→ TASK DESCRIPTION
Print out each record below, unaltered and complete, without its images.

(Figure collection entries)
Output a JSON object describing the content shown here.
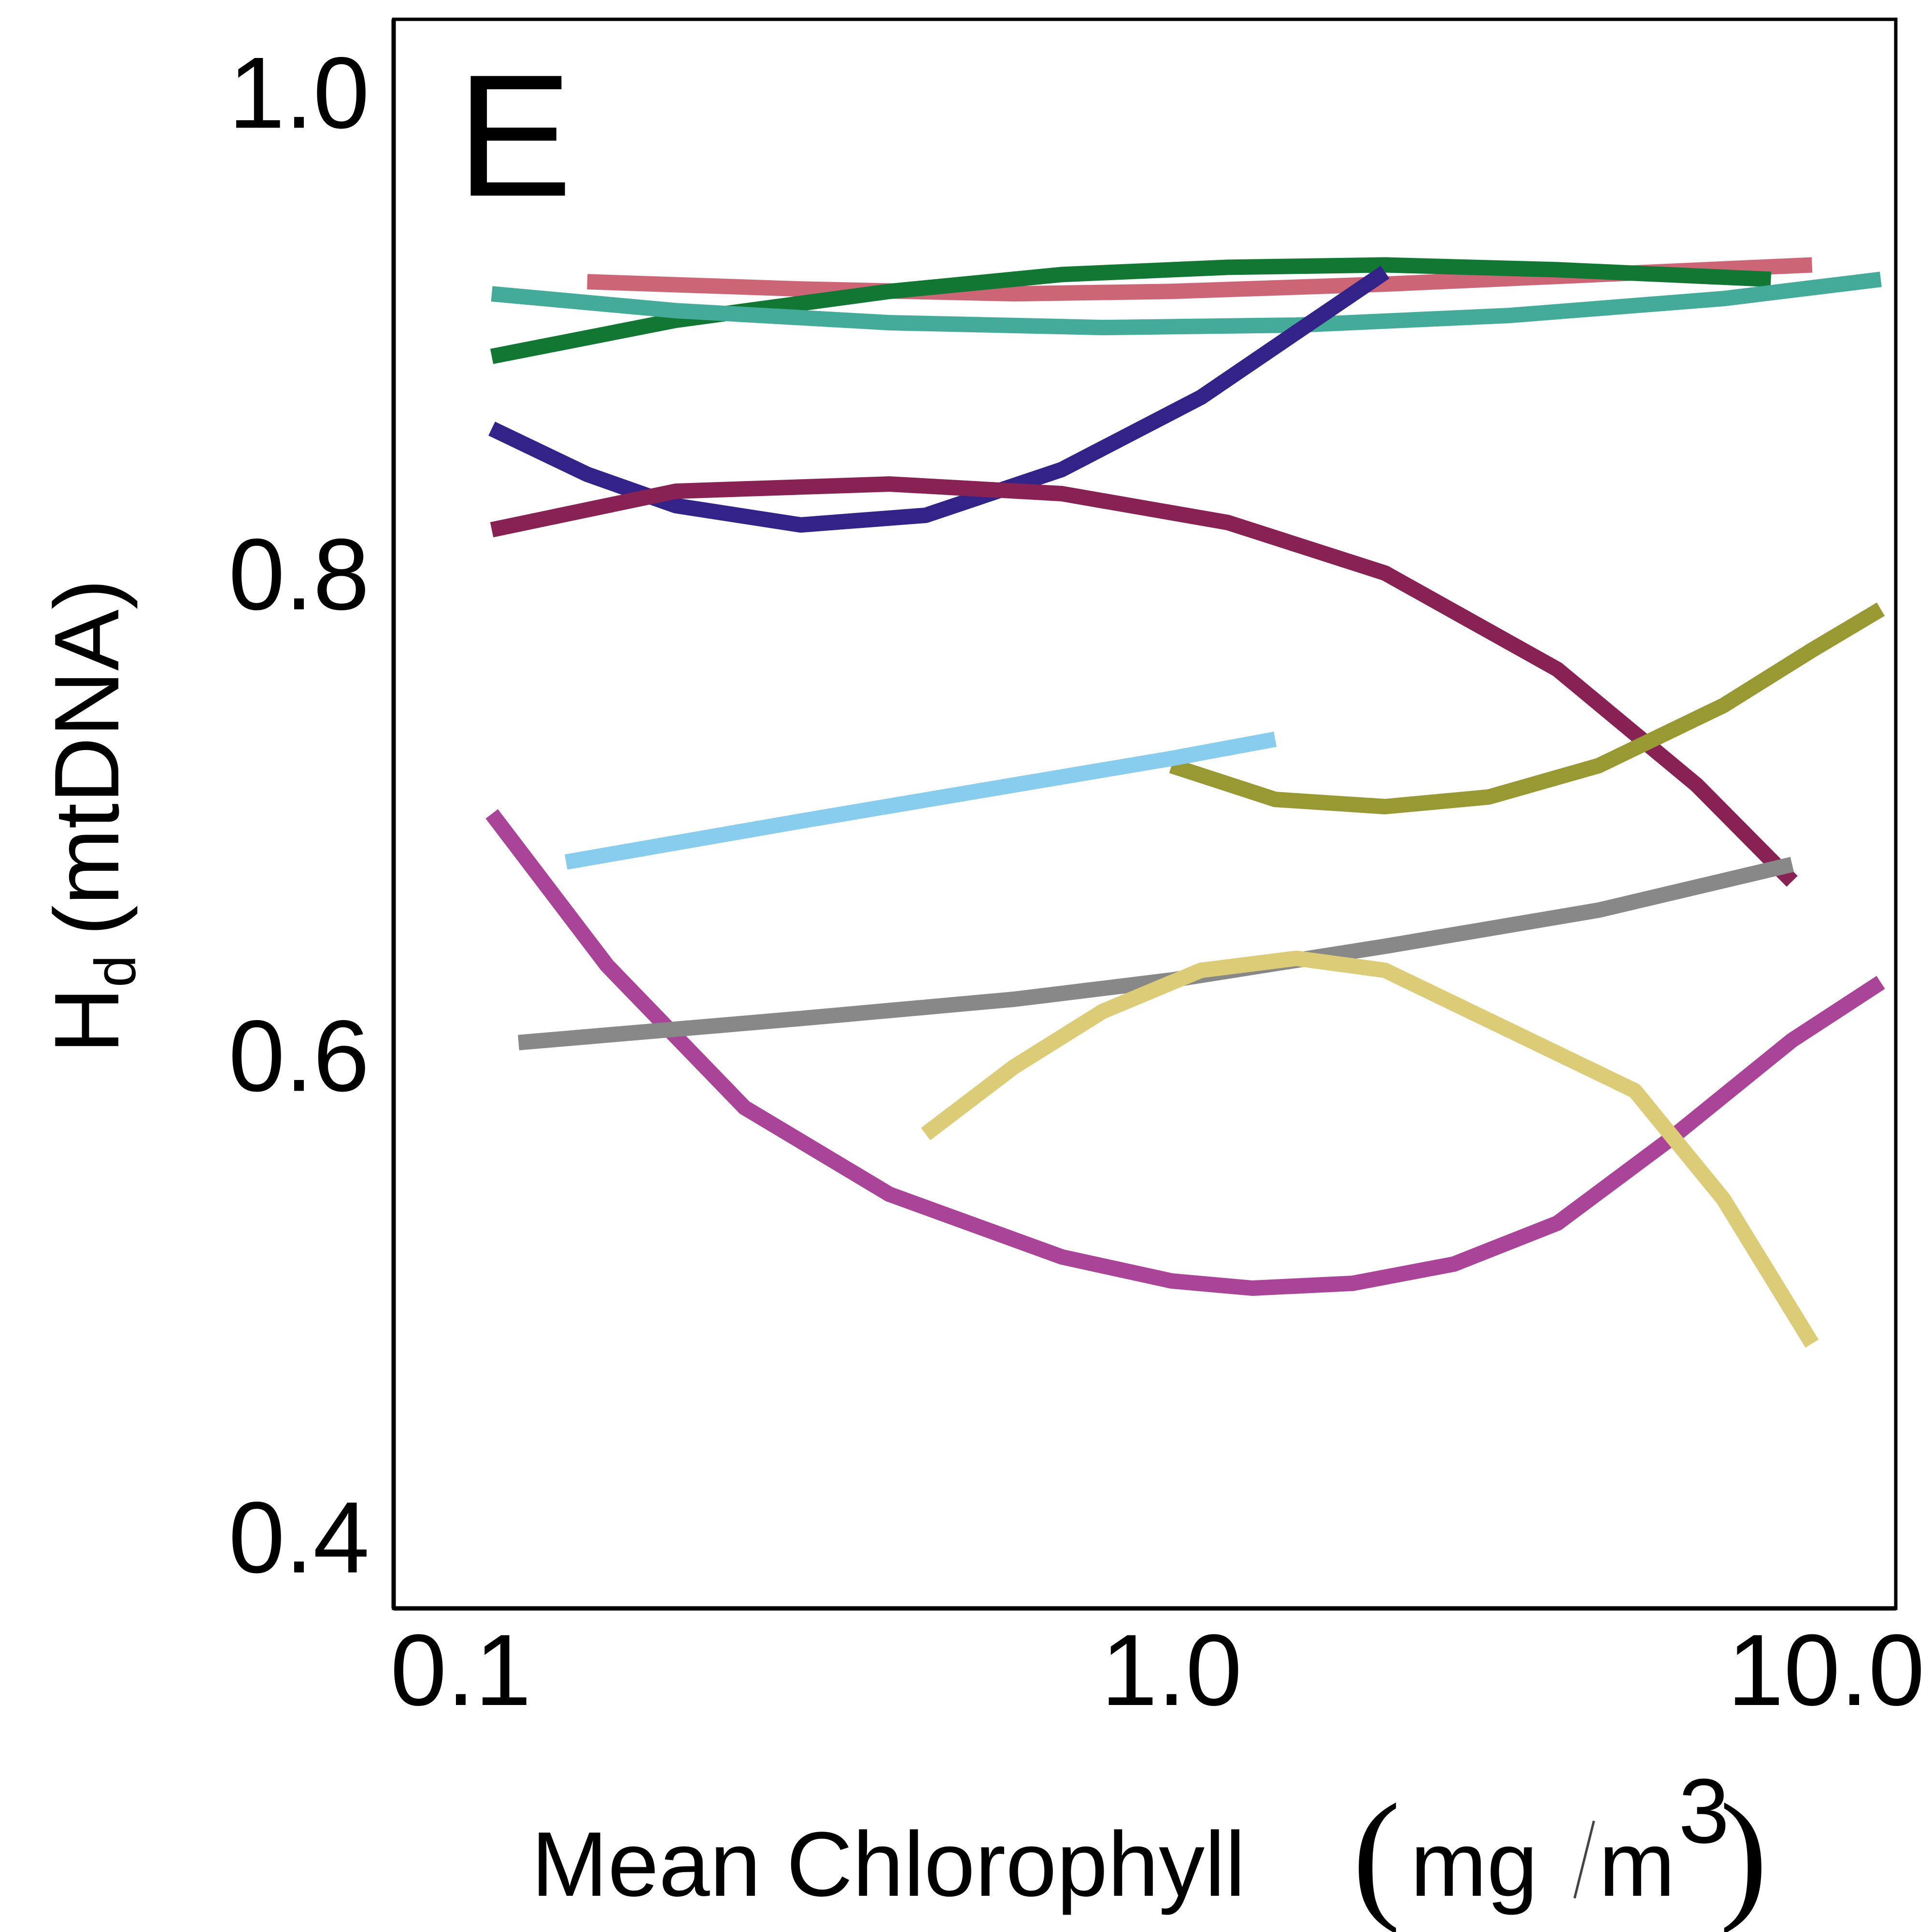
{
  "chart_data": {
    "type": "line",
    "panel_label": "E",
    "xlabel_main": "Mean Chlorophyll",
    "xlabel_units": "mg",
    "xlabel_units2": "m",
    "xlabel_exp": "3",
    "ylabel_main": "H",
    "ylabel_sub": "d",
    "ylabel_rest": "(mtDNA)",
    "x_scale": "log",
    "xlim": [
      0.08,
      10.5
    ],
    "ylim": [
      0.37,
      1.03
    ],
    "x_ticks": [
      0.1,
      1.0,
      10.0
    ],
    "x_tick_labels": [
      "0.1",
      "1.0",
      "10.0"
    ],
    "y_ticks": [
      0.4,
      0.6,
      0.8,
      1.0
    ],
    "y_tick_labels": [
      "0.4",
      "0.6",
      "0.8",
      "1.0"
    ],
    "grid": false,
    "legend": "none",
    "series": [
      {
        "color": "#CC6677",
        "x": [
          0.15,
          0.3,
          0.6,
          1.0,
          2.0,
          4.0,
          8.0
        ],
        "y": [
          0.921,
          0.918,
          0.916,
          0.917,
          0.92,
          0.924,
          0.928
        ]
      },
      {
        "color": "#117733",
        "x": [
          0.11,
          0.2,
          0.4,
          0.7,
          1.2,
          2.0,
          3.5,
          7.0
        ],
        "y": [
          0.89,
          0.905,
          0.917,
          0.924,
          0.927,
          0.928,
          0.926,
          0.922
        ]
      },
      {
        "color": "#44AA99",
        "x": [
          0.11,
          0.2,
          0.4,
          0.8,
          1.5,
          3.0,
          6.0,
          10.0
        ],
        "y": [
          0.916,
          0.909,
          0.904,
          0.902,
          0.903,
          0.907,
          0.914,
          0.922
        ]
      },
      {
        "color": "#332288",
        "x": [
          0.11,
          0.15,
          0.2,
          0.3,
          0.45,
          0.7,
          1.1,
          1.5,
          2.0
        ],
        "y": [
          0.86,
          0.841,
          0.828,
          0.82,
          0.824,
          0.843,
          0.873,
          0.9,
          0.925
        ]
      },
      {
        "color": "#882255",
        "x": [
          0.11,
          0.2,
          0.4,
          0.7,
          1.2,
          2.0,
          3.5,
          5.5,
          7.5
        ],
        "y": [
          0.818,
          0.834,
          0.837,
          0.833,
          0.821,
          0.8,
          0.76,
          0.712,
          0.672
        ]
      },
      {
        "color": "#999933",
        "x": [
          1.0,
          1.4,
          2.0,
          2.8,
          4.0,
          6.0,
          8.0,
          10.0
        ],
        "y": [
          0.72,
          0.706,
          0.703,
          0.707,
          0.72,
          0.745,
          0.768,
          0.785
        ]
      },
      {
        "color": "#88CCEE",
        "x": [
          0.14,
          0.3,
          0.6,
          1.0,
          1.4
        ],
        "y": [
          0.68,
          0.697,
          0.712,
          0.723,
          0.731
        ]
      },
      {
        "color": "#AA4499",
        "x": [
          0.11,
          0.16,
          0.25,
          0.4,
          0.7,
          1.0,
          1.3,
          1.8,
          2.5,
          3.5,
          5.0,
          7.5,
          10.0
        ],
        "y": [
          0.7,
          0.637,
          0.578,
          0.542,
          0.516,
          0.506,
          0.503,
          0.505,
          0.513,
          0.53,
          0.564,
          0.606,
          0.63
        ]
      },
      {
        "color": "#888888",
        "x": [
          0.12,
          0.3,
          0.6,
          1.0,
          2.0,
          4.0,
          7.5
        ],
        "y": [
          0.605,
          0.615,
          0.623,
          0.631,
          0.645,
          0.66,
          0.679
        ]
      },
      {
        "color": "#DDCC77",
        "x": [
          0.45,
          0.6,
          0.8,
          1.1,
          1.5,
          2.0,
          3.0,
          4.5,
          6.0,
          8.0
        ],
        "y": [
          0.567,
          0.595,
          0.618,
          0.635,
          0.64,
          0.635,
          0.61,
          0.585,
          0.54,
          0.48
        ]
      }
    ]
  }
}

→ EXERCISE RESULT
Output a JSON object describing the content shown here.
{
  "chart_data": {
    "type": "line",
    "panel_label": "E",
    "xlabel_main": "Mean Chlorophyll",
    "xlabel_units": "mg",
    "xlabel_units2": "m",
    "xlabel_exp": "3",
    "ylabel_main": "H",
    "ylabel_sub": "d",
    "ylabel_rest": "(mtDNA)",
    "x_scale": "log",
    "xlim": [
      0.08,
      10.5
    ],
    "ylim": [
      0.37,
      1.03
    ],
    "x_ticks": [
      0.1,
      1.0,
      10.0
    ],
    "x_tick_labels": [
      "0.1",
      "1.0",
      "10.0"
    ],
    "y_ticks": [
      0.4,
      0.6,
      0.8,
      1.0
    ],
    "y_tick_labels": [
      "0.4",
      "0.6",
      "0.8",
      "1.0"
    ],
    "grid": false,
    "legend": "none",
    "series": [
      {
        "color": "#CC6677",
        "x": [
          0.15,
          0.3,
          0.6,
          1.0,
          2.0,
          4.0,
          8.0
        ],
        "y": [
          0.921,
          0.918,
          0.916,
          0.917,
          0.92,
          0.924,
          0.928
        ]
      },
      {
        "color": "#117733",
        "x": [
          0.11,
          0.2,
          0.4,
          0.7,
          1.2,
          2.0,
          3.5,
          7.0
        ],
        "y": [
          0.89,
          0.905,
          0.917,
          0.924,
          0.927,
          0.928,
          0.926,
          0.922
        ]
      },
      {
        "color": "#44AA99",
        "x": [
          0.11,
          0.2,
          0.4,
          0.8,
          1.5,
          3.0,
          6.0,
          10.0
        ],
        "y": [
          0.916,
          0.909,
          0.904,
          0.902,
          0.903,
          0.907,
          0.914,
          0.922
        ]
      },
      {
        "color": "#332288",
        "x": [
          0.11,
          0.15,
          0.2,
          0.3,
          0.45,
          0.7,
          1.1,
          1.5,
          2.0
        ],
        "y": [
          0.86,
          0.841,
          0.828,
          0.82,
          0.824,
          0.843,
          0.873,
          0.9,
          0.925
        ]
      },
      {
        "color": "#882255",
        "x": [
          0.11,
          0.2,
          0.4,
          0.7,
          1.2,
          2.0,
          3.5,
          5.5,
          7.5
        ],
        "y": [
          0.818,
          0.834,
          0.837,
          0.833,
          0.821,
          0.8,
          0.76,
          0.712,
          0.672
        ]
      },
      {
        "color": "#999933",
        "x": [
          1.0,
          1.4,
          2.0,
          2.8,
          4.0,
          6.0,
          8.0,
          10.0
        ],
        "y": [
          0.72,
          0.706,
          0.703,
          0.707,
          0.72,
          0.745,
          0.768,
          0.785
        ]
      },
      {
        "color": "#88CCEE",
        "x": [
          0.14,
          0.3,
          0.6,
          1.0,
          1.4
        ],
        "y": [
          0.68,
          0.697,
          0.712,
          0.723,
          0.731
        ]
      },
      {
        "color": "#AA4499",
        "x": [
          0.11,
          0.16,
          0.25,
          0.4,
          0.7,
          1.0,
          1.3,
          1.8,
          2.5,
          3.5,
          5.0,
          7.5,
          10.0
        ],
        "y": [
          0.7,
          0.637,
          0.578,
          0.542,
          0.516,
          0.506,
          0.503,
          0.505,
          0.513,
          0.53,
          0.564,
          0.606,
          0.63
        ]
      },
      {
        "color": "#888888",
        "x": [
          0.12,
          0.3,
          0.6,
          1.0,
          2.0,
          4.0,
          7.5
        ],
        "y": [
          0.605,
          0.615,
          0.623,
          0.631,
          0.645,
          0.66,
          0.679
        ]
      },
      {
        "color": "#DDCC77",
        "x": [
          0.45,
          0.6,
          0.8,
          1.1,
          1.5,
          2.0,
          3.0,
          4.5,
          6.0,
          8.0
        ],
        "y": [
          0.567,
          0.595,
          0.618,
          0.635,
          0.64,
          0.635,
          0.61,
          0.585,
          0.54,
          0.48
        ]
      }
    ]
  }
}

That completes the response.